• **Stated goal**: Find all lines in the records that include the word "quinine", and copy them out.

• **Material for this exercise**:
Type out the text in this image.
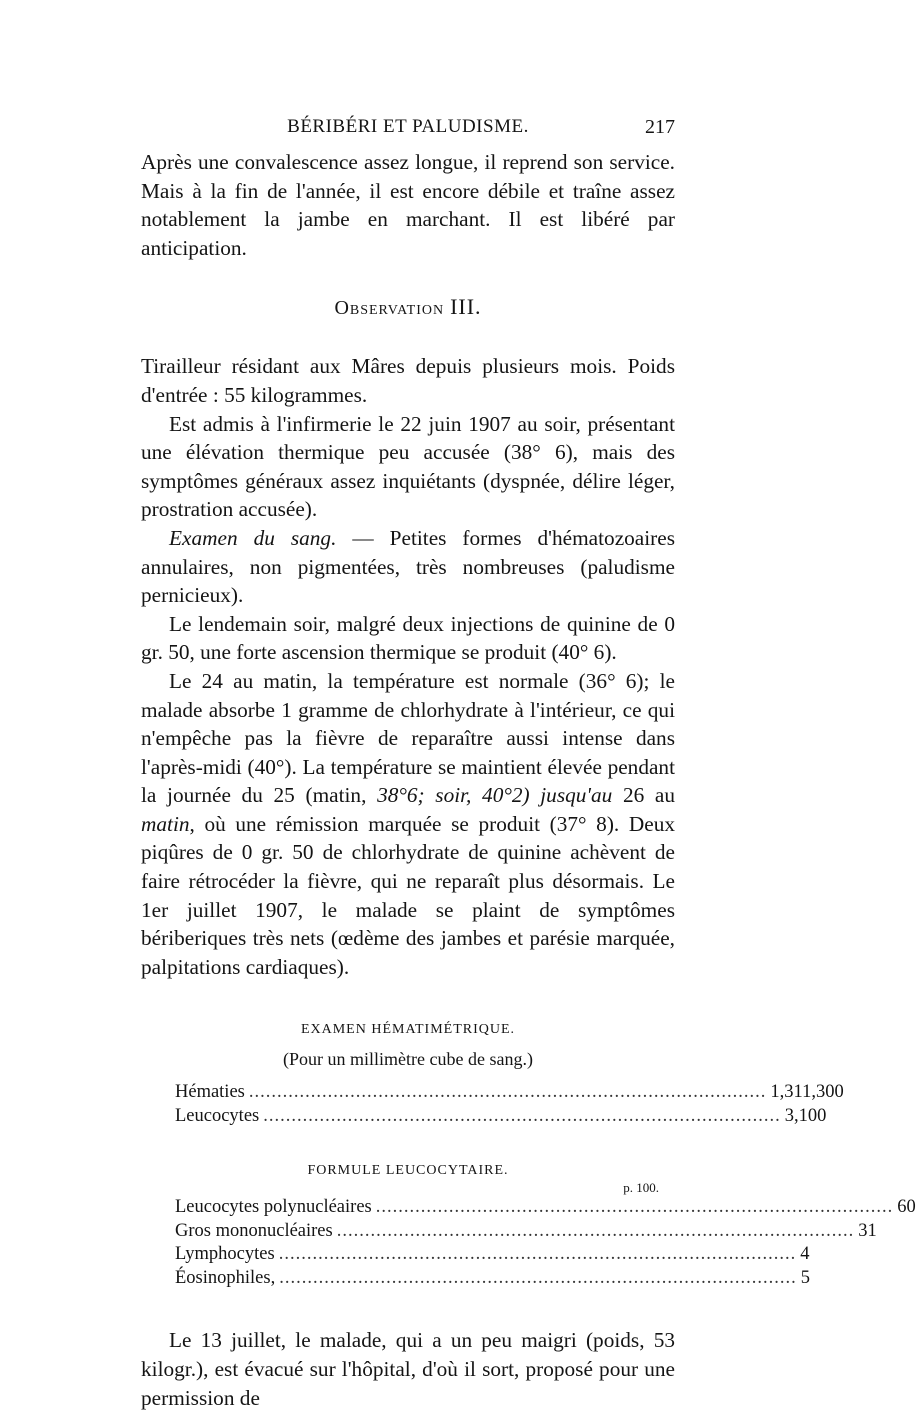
BÉRIBÉRI ET PALUDISME.	217

Après une convalescence assez longue, il reprend son service. Mais à la fin de l'année, il est encore débile et traîne assez notablement la jambe en marchant. Il est libéré par anticipation.

Observation III.

Tirailleur résidant aux Mâres depuis plusieurs mois. Poids d'entrée : 55 kilogrammes.

Est admis à l'infirmerie le 22 juin 1907 au soir, présentant une élévation thermique peu accusée (38° 6), mais des symptômes généraux assez inquiétants (dyspnée, délire léger, prostration accusée).

Examen du sang. — Petites formes d'hématozoaires annulaires, non pigmentées, très nombreuses (paludisme pernicieux).

Le lendemain soir, malgré deux injections de quinine de 0 gr. 50, une forte ascension thermique se produit (40° 6).

Le 24 au matin, la température est normale (36° 6); le malade absorbe 1 gramme de chlorhydrate à l'intérieur, ce qui n'empêche pas la fièvre de reparaître aussi intense dans l'après-midi (40°). La température se maintient élevée pendant la journée du 25 (matin, 38°6; soir, 40°2) jusqu'au 26 au matin, où une rémission marquée se produit (37° 8). Deux piqûres de 0 gr. 50 de chlorhydrate de quinine achèvent de faire rétrocéder la fièvre, qui ne reparaît plus désormais. Le 1er juillet 1907, le malade se plaint de symptômes bériberiques très nets (œdème des jambes et parésie marquée, palpitations cardiaques).

EXAMEN HÉMATIMÉTRIQUE.
(Pour un millimètre cube de sang.)
Hématies ............................................................................................ 1,311,300
Leucocytes ............................................................................................ 3,100
FORMULE LEUCOCYTAIRE.
p. 100.
Leucocytes polynucléaires ............................................................................................ 60
Gros mononucléaires ............................................................................................ 31
Lymphocytes ............................................................................................ 4
Éosinophiles, ............................................................................................ 5

Le 13 juillet, le malade, qui a un peu maigri (poids, 53 kilogr.), est évacué sur l'hôpital, d'où il sort, proposé pour une permission de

• **In response**:
Le lendemain soir, malgré deux injections de quinine de 0 gr. 50, une forte ascension thermique se produit (40° 6).
Le 24 au matin, la température est normale (36° 6); le malade absorbe 1 gramme de chlorhydrate à l'intérieur, ce qui n'empêche pas la fièvre de reparaître aussi intense dans l'après-midi (40°). La température se maintient élevée pendant la journée du 25 (matin, 38°6; soir, 40°2) jusqu'au 26 au matin, où une rémission marquée se produit (37° 8). Deux piqûres de 0 gr. 50 de chlorhydrate de quinine achèvent de faire rétrocéder la fièvre, qui ne reparaît plus désormais. Le 1er juillet 1907, le malade se plaint de symptômes bériberiques très nets (œdème des jambes et parésie marquée, palpitations cardiaques).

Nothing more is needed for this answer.